* Begin Information given *

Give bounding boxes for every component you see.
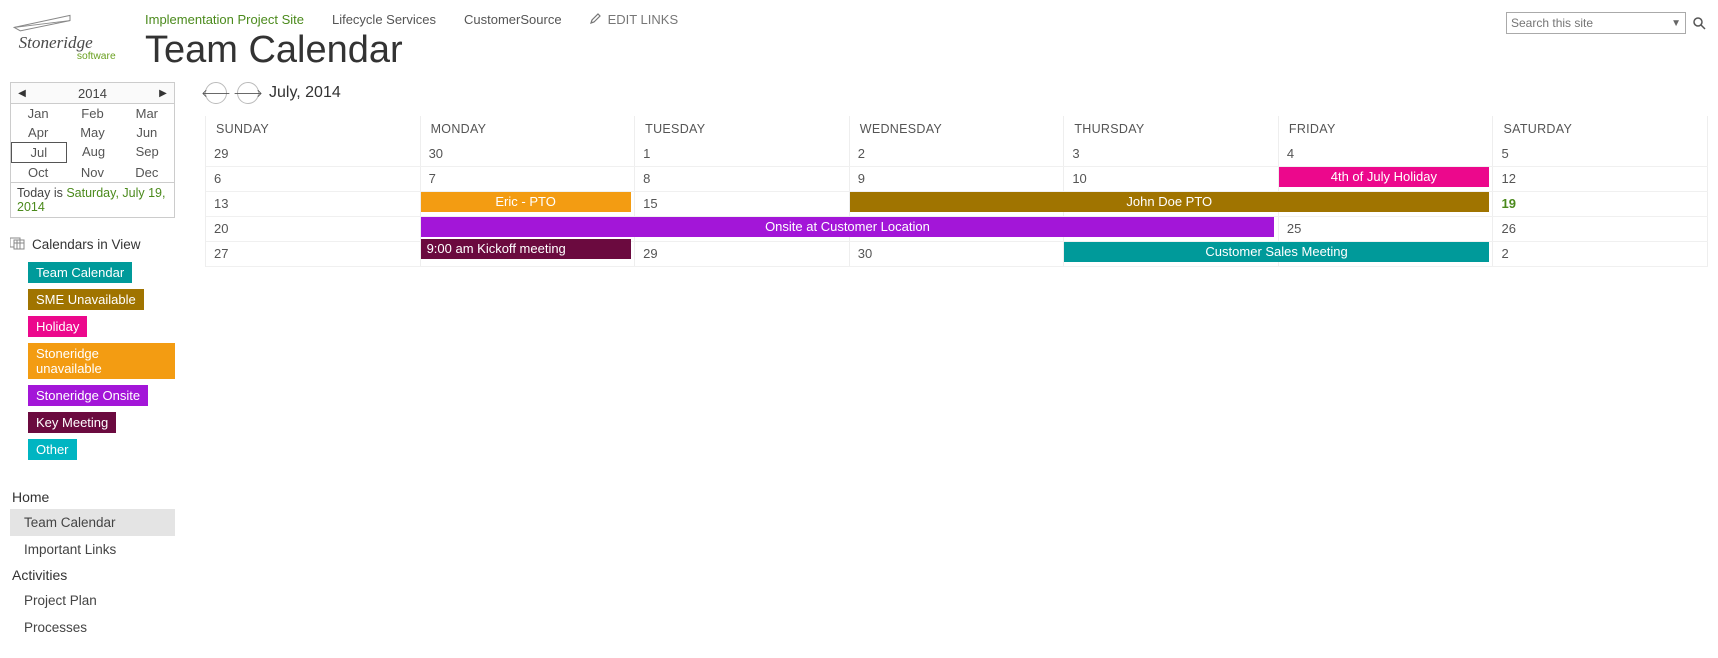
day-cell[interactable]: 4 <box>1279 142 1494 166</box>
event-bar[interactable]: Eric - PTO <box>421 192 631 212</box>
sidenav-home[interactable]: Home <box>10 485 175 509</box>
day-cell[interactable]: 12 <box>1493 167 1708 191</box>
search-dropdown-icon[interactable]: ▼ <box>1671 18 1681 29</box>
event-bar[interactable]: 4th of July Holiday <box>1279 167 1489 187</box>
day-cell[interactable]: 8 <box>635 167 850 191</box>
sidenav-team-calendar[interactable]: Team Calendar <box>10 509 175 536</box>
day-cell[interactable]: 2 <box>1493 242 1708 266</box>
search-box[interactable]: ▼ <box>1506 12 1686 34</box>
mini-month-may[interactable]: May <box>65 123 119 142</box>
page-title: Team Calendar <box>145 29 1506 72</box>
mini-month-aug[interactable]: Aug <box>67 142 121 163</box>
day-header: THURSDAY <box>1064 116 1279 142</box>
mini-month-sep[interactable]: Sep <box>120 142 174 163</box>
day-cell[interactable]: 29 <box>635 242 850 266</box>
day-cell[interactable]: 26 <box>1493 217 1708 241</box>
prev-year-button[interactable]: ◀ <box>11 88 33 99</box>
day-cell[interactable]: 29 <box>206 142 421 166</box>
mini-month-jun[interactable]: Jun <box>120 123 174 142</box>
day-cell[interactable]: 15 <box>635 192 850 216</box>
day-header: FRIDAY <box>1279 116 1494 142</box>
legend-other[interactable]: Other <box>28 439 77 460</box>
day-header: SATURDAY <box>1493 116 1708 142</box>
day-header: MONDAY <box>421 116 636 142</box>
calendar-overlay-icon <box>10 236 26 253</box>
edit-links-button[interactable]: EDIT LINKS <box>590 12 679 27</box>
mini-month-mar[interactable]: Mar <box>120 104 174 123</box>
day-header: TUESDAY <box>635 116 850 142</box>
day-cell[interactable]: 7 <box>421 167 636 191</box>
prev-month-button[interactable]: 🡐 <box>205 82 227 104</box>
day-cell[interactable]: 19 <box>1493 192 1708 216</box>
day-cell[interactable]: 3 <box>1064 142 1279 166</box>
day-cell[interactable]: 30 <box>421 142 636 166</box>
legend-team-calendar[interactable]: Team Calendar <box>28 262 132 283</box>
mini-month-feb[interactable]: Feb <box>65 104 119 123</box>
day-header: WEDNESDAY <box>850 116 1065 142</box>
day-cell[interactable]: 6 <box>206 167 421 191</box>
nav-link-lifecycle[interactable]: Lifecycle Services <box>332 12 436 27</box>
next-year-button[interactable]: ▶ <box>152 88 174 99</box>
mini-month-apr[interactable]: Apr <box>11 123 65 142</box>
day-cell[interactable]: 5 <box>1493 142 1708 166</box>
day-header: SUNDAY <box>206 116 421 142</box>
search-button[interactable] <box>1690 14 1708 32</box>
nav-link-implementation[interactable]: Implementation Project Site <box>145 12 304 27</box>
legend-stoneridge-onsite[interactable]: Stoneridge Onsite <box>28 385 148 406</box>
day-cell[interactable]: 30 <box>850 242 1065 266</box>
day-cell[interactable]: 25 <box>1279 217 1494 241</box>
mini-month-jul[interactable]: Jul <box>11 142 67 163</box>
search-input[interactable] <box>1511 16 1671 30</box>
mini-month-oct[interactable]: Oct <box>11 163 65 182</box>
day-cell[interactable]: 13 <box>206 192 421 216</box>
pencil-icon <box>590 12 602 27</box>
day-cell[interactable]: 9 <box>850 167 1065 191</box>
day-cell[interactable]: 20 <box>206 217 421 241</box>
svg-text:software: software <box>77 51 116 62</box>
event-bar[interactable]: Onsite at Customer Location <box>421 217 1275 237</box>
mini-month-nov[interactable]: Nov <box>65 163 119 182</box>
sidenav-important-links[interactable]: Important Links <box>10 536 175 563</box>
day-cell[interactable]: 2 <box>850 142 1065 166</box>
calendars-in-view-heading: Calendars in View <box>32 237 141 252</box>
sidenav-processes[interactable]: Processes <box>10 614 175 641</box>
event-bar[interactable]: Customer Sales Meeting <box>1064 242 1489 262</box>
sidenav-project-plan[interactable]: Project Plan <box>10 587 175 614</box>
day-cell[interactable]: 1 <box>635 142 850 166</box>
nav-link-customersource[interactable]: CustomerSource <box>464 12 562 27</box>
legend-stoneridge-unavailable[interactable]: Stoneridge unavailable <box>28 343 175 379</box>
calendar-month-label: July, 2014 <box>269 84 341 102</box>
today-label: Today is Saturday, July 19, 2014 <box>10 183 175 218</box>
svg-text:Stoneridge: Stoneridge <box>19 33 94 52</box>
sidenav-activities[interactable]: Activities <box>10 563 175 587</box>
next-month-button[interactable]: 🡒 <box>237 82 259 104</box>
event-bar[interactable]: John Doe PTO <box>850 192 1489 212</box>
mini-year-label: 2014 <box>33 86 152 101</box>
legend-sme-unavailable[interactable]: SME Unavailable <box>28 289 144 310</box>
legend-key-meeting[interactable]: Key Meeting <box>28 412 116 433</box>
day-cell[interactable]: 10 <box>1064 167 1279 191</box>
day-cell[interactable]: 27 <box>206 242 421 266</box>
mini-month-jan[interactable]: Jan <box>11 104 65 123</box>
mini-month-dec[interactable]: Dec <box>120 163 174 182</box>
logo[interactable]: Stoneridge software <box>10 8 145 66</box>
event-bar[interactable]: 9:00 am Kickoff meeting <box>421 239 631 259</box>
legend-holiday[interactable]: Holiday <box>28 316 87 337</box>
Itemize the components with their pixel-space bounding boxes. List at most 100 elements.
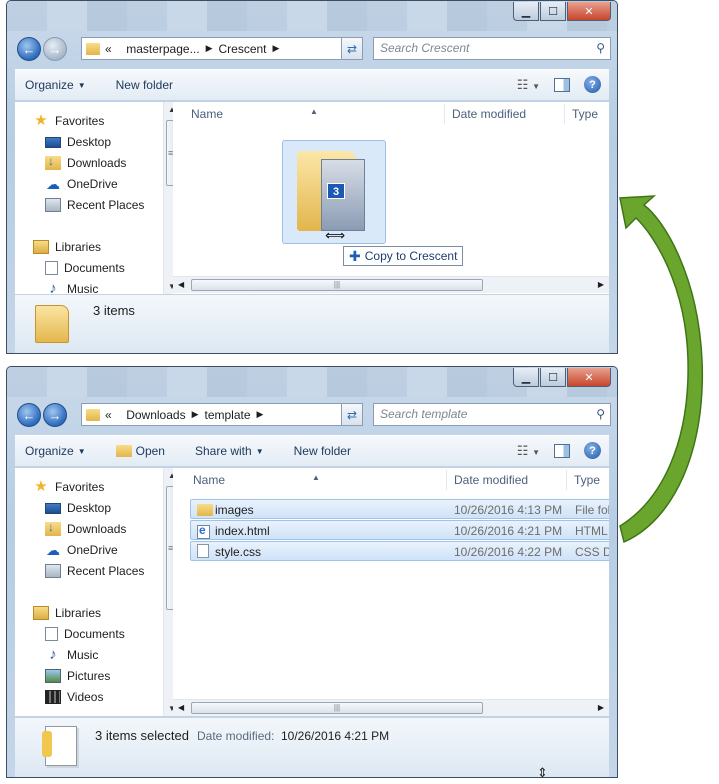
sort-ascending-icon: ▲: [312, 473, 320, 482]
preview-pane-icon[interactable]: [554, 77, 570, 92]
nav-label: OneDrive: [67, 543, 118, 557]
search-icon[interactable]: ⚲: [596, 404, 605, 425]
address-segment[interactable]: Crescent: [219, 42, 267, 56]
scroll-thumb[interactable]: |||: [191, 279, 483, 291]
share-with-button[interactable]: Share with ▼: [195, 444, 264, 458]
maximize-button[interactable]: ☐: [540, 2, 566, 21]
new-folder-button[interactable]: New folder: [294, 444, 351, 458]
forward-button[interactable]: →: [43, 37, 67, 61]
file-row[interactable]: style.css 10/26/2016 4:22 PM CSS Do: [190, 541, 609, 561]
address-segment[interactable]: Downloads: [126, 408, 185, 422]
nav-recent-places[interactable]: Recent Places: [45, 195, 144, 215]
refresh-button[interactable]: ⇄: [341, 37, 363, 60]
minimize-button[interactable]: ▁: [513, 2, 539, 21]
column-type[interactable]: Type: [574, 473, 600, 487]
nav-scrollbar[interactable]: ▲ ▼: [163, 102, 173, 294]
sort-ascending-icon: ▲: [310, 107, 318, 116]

* End Information given *

◆ Directive ◆
Pick out every line of the items above that contains the string "Stoneridge", and copy each such line in full. Case counts.

◆ Full answer ◆
legend-stoneridge-onsite[interactable]: Stoneridge Onsite <box>28 385 148 406</box>
legend-stoneridge-unavailable[interactable]: Stoneridge unavailable <box>28 343 175 379</box>
svg-text:Stoneridge: Stoneridge <box>19 33 94 52</box>
logo[interactable]: Stoneridge software <box>10 8 145 66</box>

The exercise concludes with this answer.